*Dataset rows*.

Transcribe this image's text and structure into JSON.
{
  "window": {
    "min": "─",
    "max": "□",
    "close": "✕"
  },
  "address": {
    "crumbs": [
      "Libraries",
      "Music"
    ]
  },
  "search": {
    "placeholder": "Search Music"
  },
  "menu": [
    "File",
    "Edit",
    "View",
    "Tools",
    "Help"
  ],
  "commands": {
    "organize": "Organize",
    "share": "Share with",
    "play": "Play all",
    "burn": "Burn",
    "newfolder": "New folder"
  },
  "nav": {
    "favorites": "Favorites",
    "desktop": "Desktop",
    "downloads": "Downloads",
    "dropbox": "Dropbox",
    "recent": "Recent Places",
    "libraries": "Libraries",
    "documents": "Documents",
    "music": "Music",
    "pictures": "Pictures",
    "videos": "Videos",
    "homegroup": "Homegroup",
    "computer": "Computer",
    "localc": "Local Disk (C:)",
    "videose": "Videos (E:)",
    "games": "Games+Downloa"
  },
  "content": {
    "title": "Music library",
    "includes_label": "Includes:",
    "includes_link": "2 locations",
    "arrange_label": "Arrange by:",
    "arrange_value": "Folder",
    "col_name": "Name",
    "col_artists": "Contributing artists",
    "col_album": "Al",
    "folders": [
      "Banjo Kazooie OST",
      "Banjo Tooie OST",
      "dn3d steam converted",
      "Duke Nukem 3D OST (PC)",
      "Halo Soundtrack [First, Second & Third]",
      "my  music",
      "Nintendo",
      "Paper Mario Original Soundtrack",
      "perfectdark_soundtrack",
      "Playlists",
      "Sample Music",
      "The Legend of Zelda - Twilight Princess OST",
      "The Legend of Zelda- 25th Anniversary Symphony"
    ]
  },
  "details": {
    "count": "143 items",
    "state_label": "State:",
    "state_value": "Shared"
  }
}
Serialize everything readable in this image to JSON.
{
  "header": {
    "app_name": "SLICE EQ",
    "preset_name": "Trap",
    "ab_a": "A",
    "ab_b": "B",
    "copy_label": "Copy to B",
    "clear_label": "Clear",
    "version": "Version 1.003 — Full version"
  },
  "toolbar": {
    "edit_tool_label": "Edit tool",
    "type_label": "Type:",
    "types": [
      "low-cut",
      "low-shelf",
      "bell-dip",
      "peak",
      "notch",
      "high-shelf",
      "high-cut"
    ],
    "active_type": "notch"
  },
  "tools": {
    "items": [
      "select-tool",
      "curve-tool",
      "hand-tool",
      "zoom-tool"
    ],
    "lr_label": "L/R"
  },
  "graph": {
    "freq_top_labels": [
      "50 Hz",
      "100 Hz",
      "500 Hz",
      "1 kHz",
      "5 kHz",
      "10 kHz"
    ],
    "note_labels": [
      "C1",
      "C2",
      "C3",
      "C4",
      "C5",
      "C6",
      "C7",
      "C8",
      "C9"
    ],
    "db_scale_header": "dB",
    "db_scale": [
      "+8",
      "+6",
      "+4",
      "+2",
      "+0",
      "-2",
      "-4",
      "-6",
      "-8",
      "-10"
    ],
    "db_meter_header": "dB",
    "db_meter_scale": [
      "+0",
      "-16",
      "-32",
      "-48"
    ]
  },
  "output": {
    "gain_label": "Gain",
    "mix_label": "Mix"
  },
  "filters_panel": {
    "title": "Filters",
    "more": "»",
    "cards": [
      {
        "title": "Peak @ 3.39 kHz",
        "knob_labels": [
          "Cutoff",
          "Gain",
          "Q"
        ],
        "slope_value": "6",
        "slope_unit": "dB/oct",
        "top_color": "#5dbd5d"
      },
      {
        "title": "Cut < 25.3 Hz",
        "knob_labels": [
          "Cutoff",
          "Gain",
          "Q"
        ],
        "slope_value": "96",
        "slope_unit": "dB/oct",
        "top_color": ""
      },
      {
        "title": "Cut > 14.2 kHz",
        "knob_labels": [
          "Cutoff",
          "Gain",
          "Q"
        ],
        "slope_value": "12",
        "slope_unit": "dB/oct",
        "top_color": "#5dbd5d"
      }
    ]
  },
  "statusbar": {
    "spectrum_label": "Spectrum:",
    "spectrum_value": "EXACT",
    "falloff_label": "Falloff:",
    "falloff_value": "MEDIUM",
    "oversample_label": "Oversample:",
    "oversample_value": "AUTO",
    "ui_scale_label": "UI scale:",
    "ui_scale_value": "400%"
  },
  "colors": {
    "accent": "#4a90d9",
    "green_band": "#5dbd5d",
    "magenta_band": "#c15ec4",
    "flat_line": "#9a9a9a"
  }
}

*WRITTEN INSTRUCTION*. Transcribe all of the entries without altering anything.

*RESPONSE TO THIS EXERCISE*.
Transcribe this image's text and structure into JSON.
{
  "window": {
    "min": "─",
    "max": "□",
    "close": "✕"
  },
  "address": {
    "crumbs": [
      "Libraries",
      "Music"
    ]
  },
  "search": {
    "placeholder": "Search Music"
  },
  "menu": [
    "File",
    "Edit",
    "View",
    "Tools",
    "Help"
  ],
  "commands": {
    "organize": "Organize",
    "share": "Share with",
    "play": "Play all",
    "burn": "Burn",
    "newfolder": "New folder"
  },
  "nav": {
    "favorites": "Favorites",
    "desktop": "Desktop",
    "downloads": "Downloads",
    "dropbox": "Dropbox",
    "recent": "Recent Places",
    "libraries": "Libraries",
    "documents": "Documents",
    "music": "Music",
    "pictures": "Pictures",
    "videos": "Videos",
    "homegroup": "Homegroup",
    "computer": "Computer",
    "localc": "Local Disk (C:)",
    "videose": "Videos (E:)",
    "games": "Games+Downloa"
  },
  "content": {
    "title": "Music library",
    "includes_label": "Includes:",
    "includes_link": "2 locations",
    "arrange_label": "Arrange by:",
    "arrange_value": "Folder",
    "col_name": "Name",
    "col_artists": "Contributing artists",
    "col_album": "Al",
    "folders": [
      "Banjo Kazooie OST",
      "Banjo Tooie OST",
      "dn3d steam converted",
      "Duke Nukem 3D OST (PC)",
      "Halo Soundtrack [First, Second & Third]",
      "my  music",
      "Nintendo",
      "Paper Mario Original Soundtrack",
      "perfectdark_soundtrack",
      "Playlists",
      "Sample Music",
      "The Legend of Zelda - Twilight Princess OST",
      "The Legend of Zelda- 25th Anniversary Symphony"
    ]
  },
  "details": {
    "count": "143 items",
    "state_label": "State:",
    "state_value": "Shared"
  }
}
Serialize everything readable in this image to JSON.
{
  "header": {
    "app_name": "SLICE EQ",
    "preset_name": "Trap",
    "ab_a": "A",
    "ab_b": "B",
    "copy_label": "Copy to B",
    "clear_label": "Clear",
    "version": "Version 1.003 — Full version"
  },
  "toolbar": {
    "edit_tool_label": "Edit tool",
    "type_label": "Type:",
    "types": [
      "low-cut",
      "low-shelf",
      "bell-dip",
      "peak",
      "notch",
      "high-shelf",
      "high-cut"
    ],
    "active_type": "notch"
  },
  "tools": {
    "items": [
      "select-tool",
      "curve-tool",
      "hand-tool",
      "zoom-tool"
    ],
    "lr_label": "L/R"
  },
  "graph": {
    "freq_top_labels": [
      "50 Hz",
      "100 Hz",
      "500 Hz",
      "1 kHz",
      "5 kHz",
      "10 kHz"
    ],
    "note_labels": [
      "C1",
      "C2",
      "C3",
      "C4",
      "C5",
      "C6",
      "C7",
      "C8",
      "C9"
    ],
    "db_scale_header": "dB",
    "db_scale": [
      "+8",
      "+6",
      "+4",
      "+2",
      "+0",
      "-2",
      "-4",
      "-6",
      "-8",
      "-10"
    ],
    "db_meter_header": "dB",
    "db_meter_scale": [
      "+0",
      "-16",
      "-32",
      "-48"
    ]
  },
  "output": {
    "gain_label": "Gain",
    "mix_label": "Mix"
  },
  "filters_panel": {
    "title": "Filters",
    "more": "»",
    "cards": [
      {
        "title": "Peak @ 3.39 kHz",
        "knob_labels": [
          "Cutoff",
          "Gain",
          "Q"
        ],
        "slope_value": "6",
        "slope_unit": "dB/oct",
        "top_color": "#5dbd5d"
      },
      {
        "title": "Cut < 25.3 Hz",
        "knob_labels": [
          "Cutoff",
          "Gain",
          "Q"
        ],
        "slope_value": "96",
        "slope_unit": "dB/oct",
        "top_color": ""
      },
      {
        "title": "Cut > 14.2 kHz",
        "knob_labels": [
          "Cutoff",
          "Gain",
          "Q"
        ],
        "slope_value": "12",
        "slope_unit": "dB/oct",
        "top_color": "#5dbd5d"
      }
    ]
  },
  "statusbar": {
    "spectrum_label": "Spectrum:",
    "spectrum_value": "EXACT",
    "falloff_label": "Falloff:",
    "falloff_value": "MEDIUM",
    "oversample_label": "Oversample:",
    "oversample_value": "AUTO",
    "ui_scale_label": "UI scale:",
    "ui_scale_value": "400%"
  },
  "colors": {
    "accent": "#4a90d9",
    "green_band": "#5dbd5d",
    "magenta_band": "#c15ec4",
    "flat_line": "#9a9a9a"
  }
}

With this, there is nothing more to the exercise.